/---

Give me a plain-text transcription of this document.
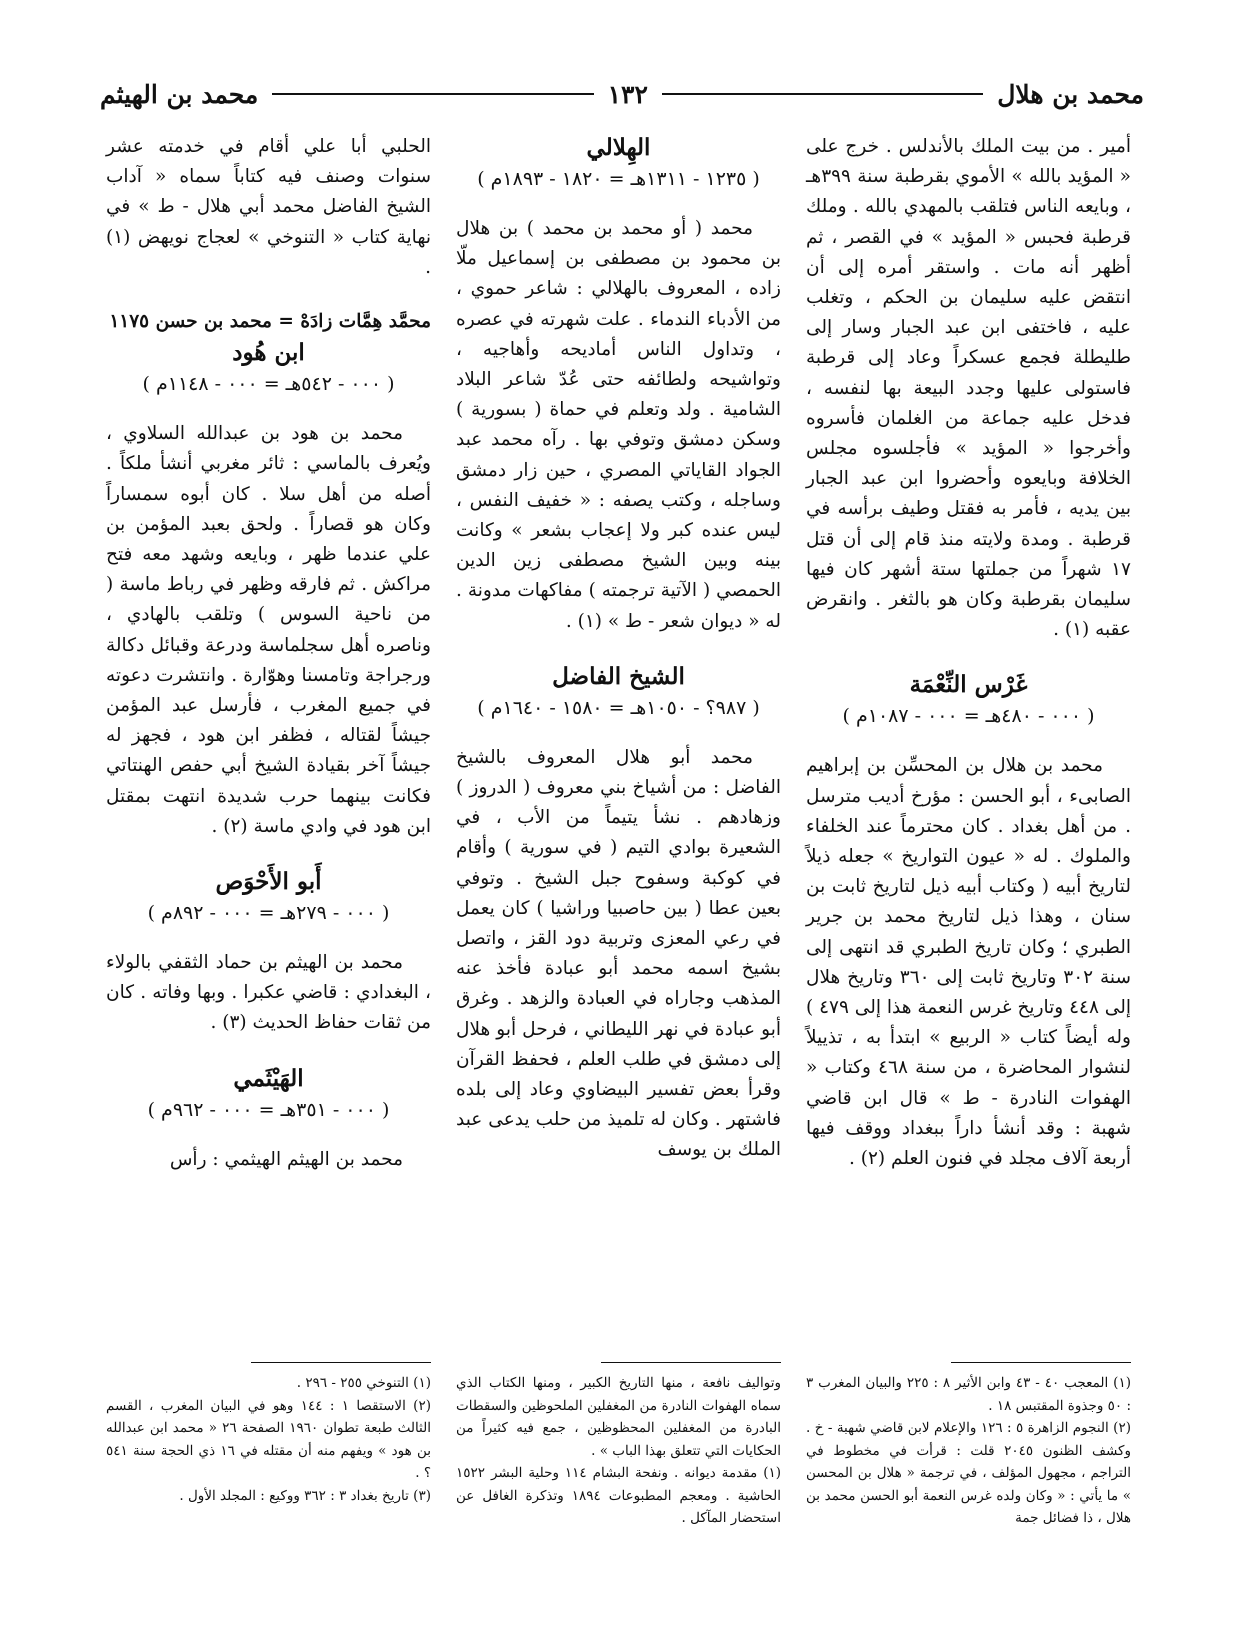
محمد بن هلال
١٣٢
محمد بن الهيثم

أمير . من بيت الملك بالأندلس . خرج على « المؤيد بالله » الأموي بقرطبة سنة ٣٩٩هـ ، وبايعه الناس فتلقب بالمهدي بالله . وملك قرطبة فحبس « المؤيد » في القصر ، ثم أظهر أنه مات . واستقر أمره إلى أن انتقض عليه سليمان بن الحكم ، وتغلب عليه ، فاختفى ابن عبد الجبار وسار إلى طليطلة فجمع عسكراً وعاد إلى قرطبة فاستولى عليها وجدد البيعة بها لنفسه ، فدخل عليه جماعة من الغلمان فأسروه وأخرجوا « المؤيد » فأجلسوه مجلس الخلافة وبايعوه وأحضروا ابن عبد الجبار بين يديه ، فأمر به فقتل وطيف برأسه في قرطبة . ومدة ولايته منذ قام إلى أن قتل ١٧ شهراً من جملتها ستة أشهر كان فيها سليمان بقرطبة وكان هو بالثغر . وانقرض عقبه (١) .

غَرْس النِّعْمَة

( ٠٠٠ - ٤٨٠هـ = ٠٠٠ - ١٠٨٧م )

محمد بن هلال بن المحسِّن بن إبراهيم الصابىء ، أبو الحسن : مؤرخ أديب مترسل . من أهل بغداد . كان محترماً عند الخلفاء والملوك . له « عيون التواريخ » جعله ذيلاً لتاريخ أبيه ( وكتاب أبيه ذيل لتاريخ ثابت بن سنان ، وهذا ذيل لتاريخ محمد بن جرير الطبري ؛ وكان تاريخ الطبري قد انتهى إلى سنة ٣٠٢ وتاريخ ثابت إلى ٣٦٠ وتاريخ هلال إلى ٤٤٨ وتاريخ غرس النعمة هذا إلى ٤٧٩ ) وله أيضاً كتاب « الربيع » ابتدأ به ، تذييلاً لنشوار المحاضرة ، من سنة ٤٦٨ وكتاب « الهفوات النادرة - ط » قال ابن قاضي شهبة : وقد أنشأ داراً ببغداد ووقف فيها أربعة آلاف مجلد في فنون العلم (٢) .

الهِلالي

( ١٢٣٥ - ١٣١١هـ = ١٨٢٠ - ١٨٩٣م )

محمد ( أو محمد بن محمد ) بن هلال بن محمود بن مصطفى بن إسماعيل ملّا زاده ، المعروف بالهلالي : شاعر حموي ، من الأدباء الندماء . علت شهرته في عصره ، وتداول الناس أماديحه وأهاجيه ، وتواشيحه ولطائفه حتى عُدّ شاعر البلاد الشامية . ولد وتعلم في حماة ( بسورية ) وسكن دمشق وتوفي بها . رآه محمد عبد الجواد القاياتي المصري ، حين زار دمشق وساجله ، وكتب يصفه : « خفيف النفس ، ليس عنده كبر ولا إعجاب بشعر » وكانت بينه وبين الشيخ مصطفى زين الدين الحمصي ( الآتية ترجمته ) مفاكهات مدونة . له « ديوان شعر - ط » (١) .

الشيخ الفاضل

( ٩٨٧؟ - ١٠٥٠هـ = ١٥٨٠ - ١٦٤٠م )

محمد أبو هلال المعروف بالشيخ الفاضل : من أشياخ بني معروف ( الدروز ) وزهادهم . نشأ يتيماً من الأب ، في الشعيرة بوادي التيم ( في سورية ) وأقام في كوكبة وسفوح جبل الشيخ . وتوفي بعين عطا ( بين حاصبيا وراشيا ) كان يعمل في رعي المعزى وتربية دود القز ، واتصل بشيخ اسمه محمد أبو عبادة فأخذ عنه المذهب وجاراه في العبادة والزهد . وغرق أبو عبادة في نهر الليطاني ، فرحل أبو هلال إلى دمشق في طلب العلم ، فحفظ القرآن وقرأ بعض تفسير البيضاوي وعاد إلى بلده فاشتهر . وكان له تلميذ من حلب يدعى عبد الملك بن يوسف

الحلبي أبا علي أقام في خدمته عشر سنوات وصنف فيه كتاباً سماه « آداب الشيخ الفاضل محمد أبي هلال - ط » في نهاية كتاب « التنوخي » لعجاج نويهض (١) .

محمَّد هِمَّات زادَهْ = محمد بن حسن ١١٧٥

ابن هُود

( ٠٠٠ - ٥٤٢هـ = ٠٠٠ - ١١٤٨م )

محمد بن هود بن عبدالله السلاوي ، ويُعرف بالماسي : ثائر مغربي أنشأ ملكاً . أصله من أهل سلا . كان أبوه سمساراً وكان هو قصاراً . ولحق بعبد المؤمن بن علي عندما ظهر ، وبايعه وشهد معه فتح مراكش . ثم فارقه وظهر في رباط ماسة ( من ناحية السوس ) وتلقب بالهادي ، وناصره أهل سجلماسة ودرعة وقبائل دكالة ورجراجة وتامسنا وهوّارة . وانتشرت دعوته في جميع المغرب ، فأرسل عبد المؤمن جيشاً لقتاله ، فظفر ابن هود ، فجهز له جيشاً آخر بقيادة الشيخ أبي حفص الهنتاتي فكانت بينهما حرب شديدة انتهت بمقتل ابن هود في وادي ماسة (٢) .

أَبو الأَحْوَص

( ٠٠٠ - ٢٧٩هـ = ٠٠٠ - ٨٩٢م )

محمد بن الهيثم بن حماد الثقفي بالولاء ، البغدادي : قاضي عكبرا . وبها وفاته . كان من ثقات حفاظ الحديث (٣) .

الهَيْثَمي

( ٠٠٠ - ٣٥١هـ = ٠٠٠ - ٩٦٢م )

محمد بن الهيثم الهيثمي : رأس

(١) المعجب ٤٠ - ٤٣ وابن الأثير ٨ : ٢٢٥ والبيان المغرب ٣ : ٥٠ وجذوة المقتبس ١٨ .

(٢) النجوم الزاهرة ٥ : ١٢٦ والإعلام لابن قاضي شهبة - خ . وكشف الظنون ٢٠٤٥ قلت : قرأت في مخطوط في التراجم ، مجهول المؤلف ، في ترجمة « هلال بن المحسن » ما يأتي : « وكان ولده غرس النعمة أبو الحسن محمد بن هلال ، ذا فضائل جمة

وتواليف نافعة ، منها التاريخ الكبير ، ومنها الكتاب الذي سماه الهفوات النادرة من المغفلين الملحوظين والسقطات البادرة من المغفلين المحظوظين ، جمع فيه كثيراً من الحكايات التي تتعلق بهذا الباب » .

(١) مقدمة ديوانه . ونفحة البشام ١١٤ وحلية البشر ١٥٢٢ الحاشية . ومعجم المطبوعات ١٨٩٤ وتذكرة الغافل عن استحضار المآكل .

(١) التنوخي ٢٥٥ - ٢٩٦ .

(٢) الاستقصا ١ : ١٤٤ وهو في البيان المغرب ، القسم الثالث طبعة تطوان ١٩٦٠ الصفحة ٢٦ « محمد ابن عبدالله بن هود » ويفهم منه أن مقتله في ١٦ ذي الحجة سنة ٥٤١ ؟ .

(٣) تاريخ بغداد ٣ : ٣٦٢ ووكيع : المجلد الأول .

\---

Task brief
Check each line of the records for the word "سماه", and show the lines that contain it.

Exercise response
الحلبي أبا علي أقام في خدمته عشر سنوات وصنف فيه كتاباً سماه « آداب الشيخ الفاضل محمد أبي هلال - ط » في نهاية كتاب « التنوخي » لعجاج نويهض (١) .
وتواليف نافعة ، منها التاريخ الكبير ، ومنها الكتاب الذي سماه الهفوات النادرة من المغفلين الملحوظين والسقطات البادرة من المغفلين المحظوظين ، جمع فيه كثيراً من الحكايات التي تتعلق بهذا الباب » .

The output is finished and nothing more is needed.